§ **Directions for this task**: Take each line that has the word "BLACK" and return it.
----- Material for this task -----
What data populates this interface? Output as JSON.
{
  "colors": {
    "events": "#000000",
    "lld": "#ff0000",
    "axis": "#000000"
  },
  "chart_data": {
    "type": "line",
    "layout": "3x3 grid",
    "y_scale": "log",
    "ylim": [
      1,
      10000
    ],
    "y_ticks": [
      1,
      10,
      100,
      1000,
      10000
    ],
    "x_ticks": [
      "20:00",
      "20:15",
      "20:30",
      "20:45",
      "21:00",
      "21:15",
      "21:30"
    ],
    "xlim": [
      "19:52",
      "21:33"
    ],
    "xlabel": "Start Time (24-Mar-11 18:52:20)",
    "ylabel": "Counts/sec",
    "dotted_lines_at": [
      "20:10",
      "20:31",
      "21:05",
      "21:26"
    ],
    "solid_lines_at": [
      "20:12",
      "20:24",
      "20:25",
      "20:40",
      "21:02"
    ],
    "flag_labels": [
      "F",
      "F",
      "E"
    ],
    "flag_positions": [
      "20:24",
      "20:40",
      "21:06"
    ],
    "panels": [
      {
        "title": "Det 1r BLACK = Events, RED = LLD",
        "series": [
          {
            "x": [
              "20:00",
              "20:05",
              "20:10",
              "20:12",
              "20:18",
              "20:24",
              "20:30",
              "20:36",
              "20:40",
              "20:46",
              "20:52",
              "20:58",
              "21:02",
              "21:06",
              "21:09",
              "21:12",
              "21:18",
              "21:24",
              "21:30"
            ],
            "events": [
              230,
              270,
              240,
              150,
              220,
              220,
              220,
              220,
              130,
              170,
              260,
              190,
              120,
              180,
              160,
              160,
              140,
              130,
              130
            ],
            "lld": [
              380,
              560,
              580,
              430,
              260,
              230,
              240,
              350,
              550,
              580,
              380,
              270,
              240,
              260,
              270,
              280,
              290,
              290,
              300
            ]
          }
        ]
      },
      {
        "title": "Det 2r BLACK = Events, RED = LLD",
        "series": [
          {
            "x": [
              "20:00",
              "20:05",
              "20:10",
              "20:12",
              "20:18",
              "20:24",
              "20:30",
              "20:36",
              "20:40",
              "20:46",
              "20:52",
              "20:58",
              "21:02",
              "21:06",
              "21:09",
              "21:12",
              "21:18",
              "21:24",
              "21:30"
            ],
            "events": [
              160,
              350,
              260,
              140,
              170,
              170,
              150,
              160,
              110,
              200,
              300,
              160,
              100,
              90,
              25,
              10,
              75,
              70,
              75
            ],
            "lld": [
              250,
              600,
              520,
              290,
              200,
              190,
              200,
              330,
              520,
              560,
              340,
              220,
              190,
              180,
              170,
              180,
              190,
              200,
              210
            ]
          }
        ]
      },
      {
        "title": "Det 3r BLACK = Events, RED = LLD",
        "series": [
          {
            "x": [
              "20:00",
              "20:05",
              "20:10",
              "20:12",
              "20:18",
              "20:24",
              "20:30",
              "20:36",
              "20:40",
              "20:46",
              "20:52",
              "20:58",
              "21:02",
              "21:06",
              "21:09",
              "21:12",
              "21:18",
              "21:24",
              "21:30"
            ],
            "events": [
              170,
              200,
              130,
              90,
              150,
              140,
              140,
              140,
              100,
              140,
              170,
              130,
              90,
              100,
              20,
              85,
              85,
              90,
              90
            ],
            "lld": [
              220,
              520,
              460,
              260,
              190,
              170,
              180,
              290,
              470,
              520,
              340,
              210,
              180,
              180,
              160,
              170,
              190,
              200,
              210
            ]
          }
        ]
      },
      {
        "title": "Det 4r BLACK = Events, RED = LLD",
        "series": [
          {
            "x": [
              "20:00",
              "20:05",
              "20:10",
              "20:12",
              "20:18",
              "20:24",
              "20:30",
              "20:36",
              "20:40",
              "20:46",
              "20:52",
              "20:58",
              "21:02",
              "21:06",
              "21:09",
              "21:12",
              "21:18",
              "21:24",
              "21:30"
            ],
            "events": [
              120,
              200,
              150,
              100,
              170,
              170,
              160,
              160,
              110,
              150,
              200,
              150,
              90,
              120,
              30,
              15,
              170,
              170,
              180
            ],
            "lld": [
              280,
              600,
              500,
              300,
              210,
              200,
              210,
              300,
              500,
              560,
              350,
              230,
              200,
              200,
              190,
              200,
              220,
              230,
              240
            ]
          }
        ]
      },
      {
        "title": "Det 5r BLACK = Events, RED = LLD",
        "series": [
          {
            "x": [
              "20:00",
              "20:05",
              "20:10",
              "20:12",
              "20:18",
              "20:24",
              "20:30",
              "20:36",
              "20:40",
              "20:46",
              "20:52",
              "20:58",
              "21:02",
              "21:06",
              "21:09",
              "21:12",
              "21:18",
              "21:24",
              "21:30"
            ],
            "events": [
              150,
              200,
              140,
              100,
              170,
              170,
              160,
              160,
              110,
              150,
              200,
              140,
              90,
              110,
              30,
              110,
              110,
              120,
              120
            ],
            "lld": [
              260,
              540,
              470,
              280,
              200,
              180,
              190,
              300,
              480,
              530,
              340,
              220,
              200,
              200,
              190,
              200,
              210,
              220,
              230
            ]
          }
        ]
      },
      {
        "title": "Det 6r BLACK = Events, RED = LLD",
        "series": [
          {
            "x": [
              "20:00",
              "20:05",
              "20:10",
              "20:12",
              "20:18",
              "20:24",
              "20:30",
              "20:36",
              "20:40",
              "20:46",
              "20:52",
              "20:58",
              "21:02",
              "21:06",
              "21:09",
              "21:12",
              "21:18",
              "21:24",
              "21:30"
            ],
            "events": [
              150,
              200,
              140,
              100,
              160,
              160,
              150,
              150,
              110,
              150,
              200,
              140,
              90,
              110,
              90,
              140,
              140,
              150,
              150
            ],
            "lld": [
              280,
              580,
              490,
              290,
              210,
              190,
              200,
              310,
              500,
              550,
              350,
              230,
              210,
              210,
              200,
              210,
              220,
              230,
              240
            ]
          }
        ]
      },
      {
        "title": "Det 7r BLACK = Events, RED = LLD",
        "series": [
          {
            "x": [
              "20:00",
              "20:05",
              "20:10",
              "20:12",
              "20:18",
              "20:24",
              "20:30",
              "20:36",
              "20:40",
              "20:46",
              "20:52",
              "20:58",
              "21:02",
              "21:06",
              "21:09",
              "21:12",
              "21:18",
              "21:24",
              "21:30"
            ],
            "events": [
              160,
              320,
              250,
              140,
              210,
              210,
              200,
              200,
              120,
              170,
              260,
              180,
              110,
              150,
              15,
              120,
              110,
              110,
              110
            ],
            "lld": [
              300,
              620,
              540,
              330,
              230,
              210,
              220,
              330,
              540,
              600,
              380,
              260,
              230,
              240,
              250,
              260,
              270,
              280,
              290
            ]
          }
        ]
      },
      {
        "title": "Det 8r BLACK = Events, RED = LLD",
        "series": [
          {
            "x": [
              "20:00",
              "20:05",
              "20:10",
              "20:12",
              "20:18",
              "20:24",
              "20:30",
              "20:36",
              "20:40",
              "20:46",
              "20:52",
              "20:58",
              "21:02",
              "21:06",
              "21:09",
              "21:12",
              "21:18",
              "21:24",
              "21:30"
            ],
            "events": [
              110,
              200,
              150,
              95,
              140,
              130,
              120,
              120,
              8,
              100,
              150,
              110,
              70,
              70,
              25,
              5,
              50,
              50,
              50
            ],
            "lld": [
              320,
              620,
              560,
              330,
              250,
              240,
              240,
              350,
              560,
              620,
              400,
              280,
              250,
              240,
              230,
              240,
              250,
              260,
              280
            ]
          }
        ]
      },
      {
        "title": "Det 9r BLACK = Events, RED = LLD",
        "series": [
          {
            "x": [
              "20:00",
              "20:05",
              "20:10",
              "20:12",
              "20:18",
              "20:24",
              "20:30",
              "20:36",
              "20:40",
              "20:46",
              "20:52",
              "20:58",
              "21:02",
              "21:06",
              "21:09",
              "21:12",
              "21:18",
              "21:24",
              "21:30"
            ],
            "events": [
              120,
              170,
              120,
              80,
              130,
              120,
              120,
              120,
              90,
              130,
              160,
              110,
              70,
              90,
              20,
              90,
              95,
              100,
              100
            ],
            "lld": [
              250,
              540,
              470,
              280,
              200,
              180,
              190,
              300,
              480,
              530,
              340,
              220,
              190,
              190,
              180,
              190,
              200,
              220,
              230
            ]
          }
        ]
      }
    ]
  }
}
-----
§ **Result of the exercise**:
        "title": "Det 1r BLACK = Events, RED = LLD",
        "title": "Det 2r BLACK = Events, RED = LLD",
        "title": "Det 3r BLACK = Events, RED = LLD",
        "title": "Det 4r BLACK = Events, RED = LLD",
        "title": "Det 5r BLACK = Events, RED = LLD",
        "title": "Det 6r BLACK = Events, RED = LLD",
        "title": "Det 7r BLACK = Events, RED = LLD",
        "title": "Det 8r BLACK = Events, RED = LLD",
        "title": "Det 9r BLACK = Events, RED = LLD",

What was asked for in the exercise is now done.